[START Records shown]

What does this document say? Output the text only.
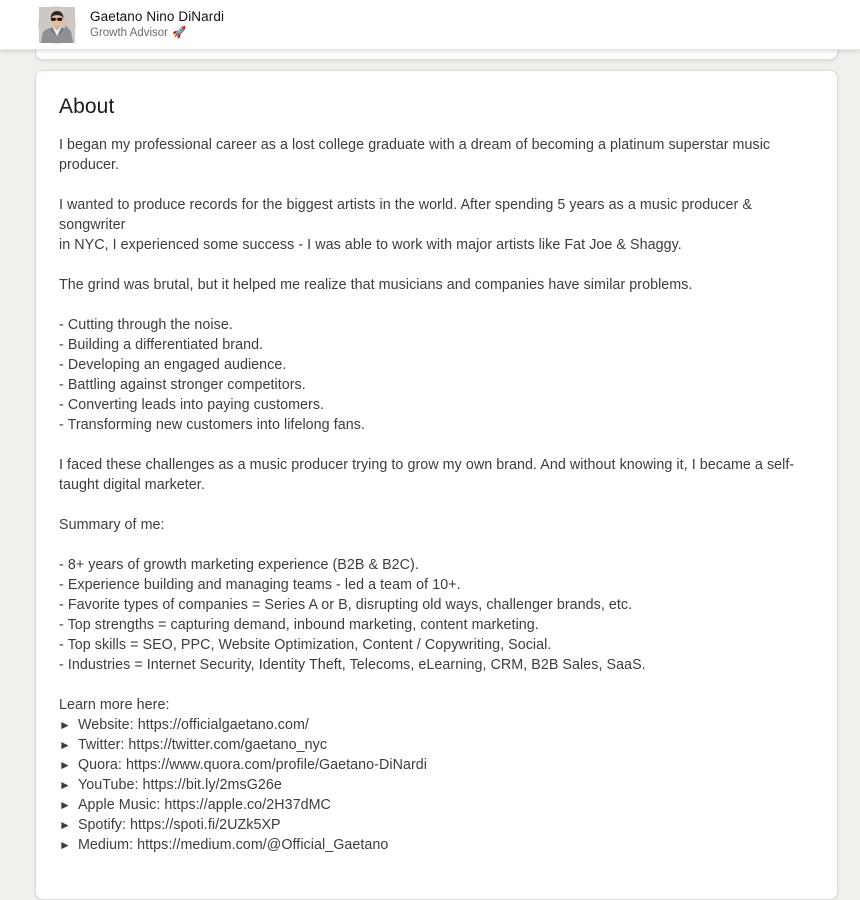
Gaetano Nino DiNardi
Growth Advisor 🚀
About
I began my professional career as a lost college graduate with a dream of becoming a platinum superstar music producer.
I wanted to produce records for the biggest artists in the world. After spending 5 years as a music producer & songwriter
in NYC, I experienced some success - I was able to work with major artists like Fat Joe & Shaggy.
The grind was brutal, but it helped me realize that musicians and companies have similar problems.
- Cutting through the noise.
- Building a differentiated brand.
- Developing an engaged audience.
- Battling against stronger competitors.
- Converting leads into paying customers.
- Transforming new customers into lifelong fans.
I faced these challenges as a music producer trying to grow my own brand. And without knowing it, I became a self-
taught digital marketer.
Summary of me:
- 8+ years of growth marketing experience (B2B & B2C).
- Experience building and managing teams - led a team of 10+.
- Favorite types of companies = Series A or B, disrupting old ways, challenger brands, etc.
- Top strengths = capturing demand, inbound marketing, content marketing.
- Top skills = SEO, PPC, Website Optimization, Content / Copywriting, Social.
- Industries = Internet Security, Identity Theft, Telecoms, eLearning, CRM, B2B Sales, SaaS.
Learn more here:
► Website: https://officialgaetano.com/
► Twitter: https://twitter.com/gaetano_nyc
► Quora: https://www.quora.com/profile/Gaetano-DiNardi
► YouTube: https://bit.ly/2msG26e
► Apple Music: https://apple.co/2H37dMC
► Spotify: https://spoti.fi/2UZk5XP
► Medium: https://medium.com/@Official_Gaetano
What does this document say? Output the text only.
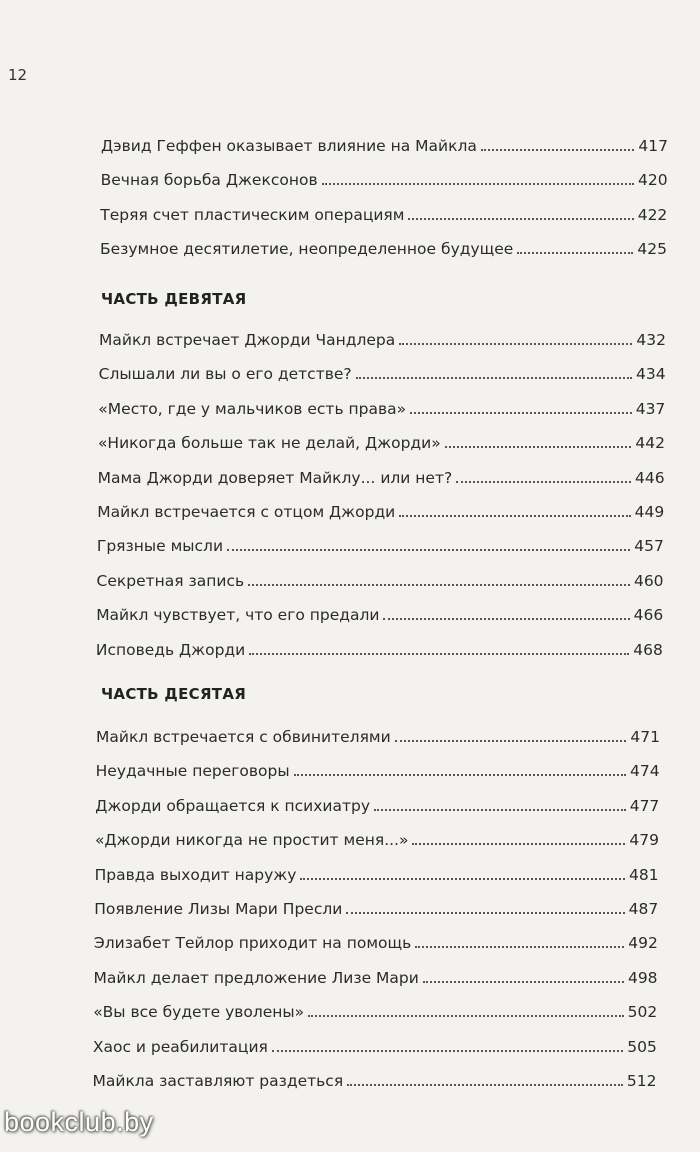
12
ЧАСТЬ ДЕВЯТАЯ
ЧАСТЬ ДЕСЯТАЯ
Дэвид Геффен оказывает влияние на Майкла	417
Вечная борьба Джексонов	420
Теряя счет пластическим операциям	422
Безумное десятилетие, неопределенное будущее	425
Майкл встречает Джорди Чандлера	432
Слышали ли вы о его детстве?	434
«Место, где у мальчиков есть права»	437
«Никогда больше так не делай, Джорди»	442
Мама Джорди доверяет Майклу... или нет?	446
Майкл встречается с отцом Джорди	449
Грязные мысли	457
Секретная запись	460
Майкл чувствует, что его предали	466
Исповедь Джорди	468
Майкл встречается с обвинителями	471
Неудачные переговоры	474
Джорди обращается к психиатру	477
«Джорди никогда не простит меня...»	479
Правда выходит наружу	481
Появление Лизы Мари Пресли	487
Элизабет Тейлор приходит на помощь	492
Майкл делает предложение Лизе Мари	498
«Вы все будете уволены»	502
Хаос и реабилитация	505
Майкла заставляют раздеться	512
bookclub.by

[END Records shown]
[START Records shown]

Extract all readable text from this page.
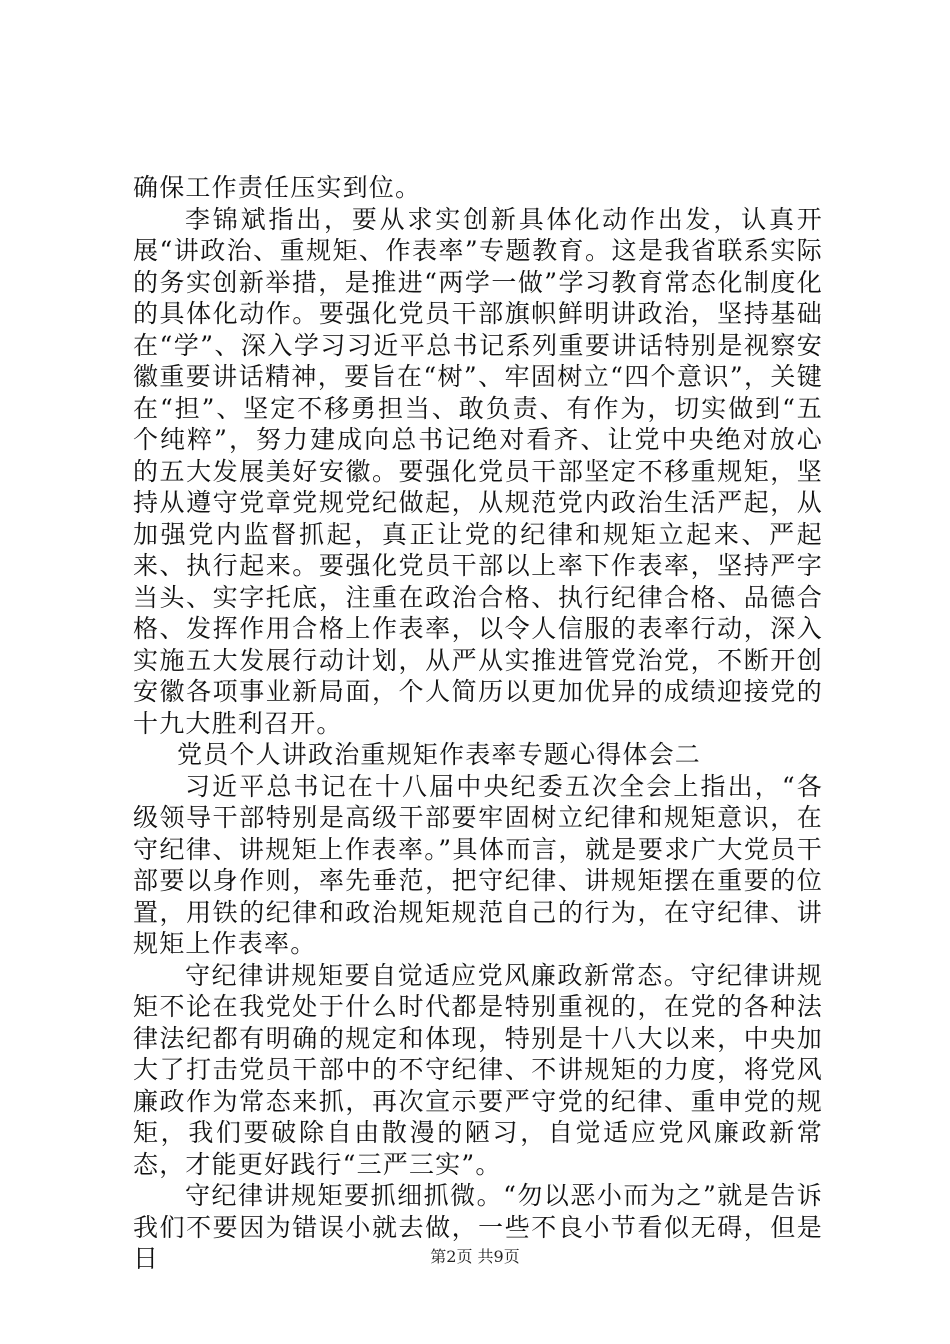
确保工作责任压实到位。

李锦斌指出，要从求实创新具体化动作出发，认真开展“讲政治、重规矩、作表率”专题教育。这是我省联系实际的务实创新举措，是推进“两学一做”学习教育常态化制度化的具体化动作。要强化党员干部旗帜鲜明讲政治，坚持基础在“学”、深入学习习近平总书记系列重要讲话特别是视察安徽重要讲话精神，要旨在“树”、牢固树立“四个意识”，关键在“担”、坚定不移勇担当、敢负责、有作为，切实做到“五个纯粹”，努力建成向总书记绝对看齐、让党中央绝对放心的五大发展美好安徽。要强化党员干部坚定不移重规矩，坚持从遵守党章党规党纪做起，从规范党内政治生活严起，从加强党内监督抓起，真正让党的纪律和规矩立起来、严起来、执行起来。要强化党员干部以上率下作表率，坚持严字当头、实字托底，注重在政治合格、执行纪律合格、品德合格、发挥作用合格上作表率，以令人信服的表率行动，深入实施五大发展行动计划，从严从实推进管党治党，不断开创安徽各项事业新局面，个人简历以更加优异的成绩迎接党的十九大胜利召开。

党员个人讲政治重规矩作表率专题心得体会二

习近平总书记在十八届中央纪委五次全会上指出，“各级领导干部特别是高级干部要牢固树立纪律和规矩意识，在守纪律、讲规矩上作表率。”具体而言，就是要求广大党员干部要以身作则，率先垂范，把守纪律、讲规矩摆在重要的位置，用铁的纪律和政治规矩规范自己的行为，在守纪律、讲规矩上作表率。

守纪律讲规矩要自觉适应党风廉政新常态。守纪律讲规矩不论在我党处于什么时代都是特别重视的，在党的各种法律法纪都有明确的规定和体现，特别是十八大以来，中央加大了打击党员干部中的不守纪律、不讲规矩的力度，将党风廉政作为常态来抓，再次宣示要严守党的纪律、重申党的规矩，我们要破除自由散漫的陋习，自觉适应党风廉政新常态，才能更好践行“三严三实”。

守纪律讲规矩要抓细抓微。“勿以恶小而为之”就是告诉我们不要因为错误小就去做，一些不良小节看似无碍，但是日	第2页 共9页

[END Records shown]

### The request
What is the number of lines in this listing that contain the word "artists"? Answer with that number and nothing else.

### Exercise response
2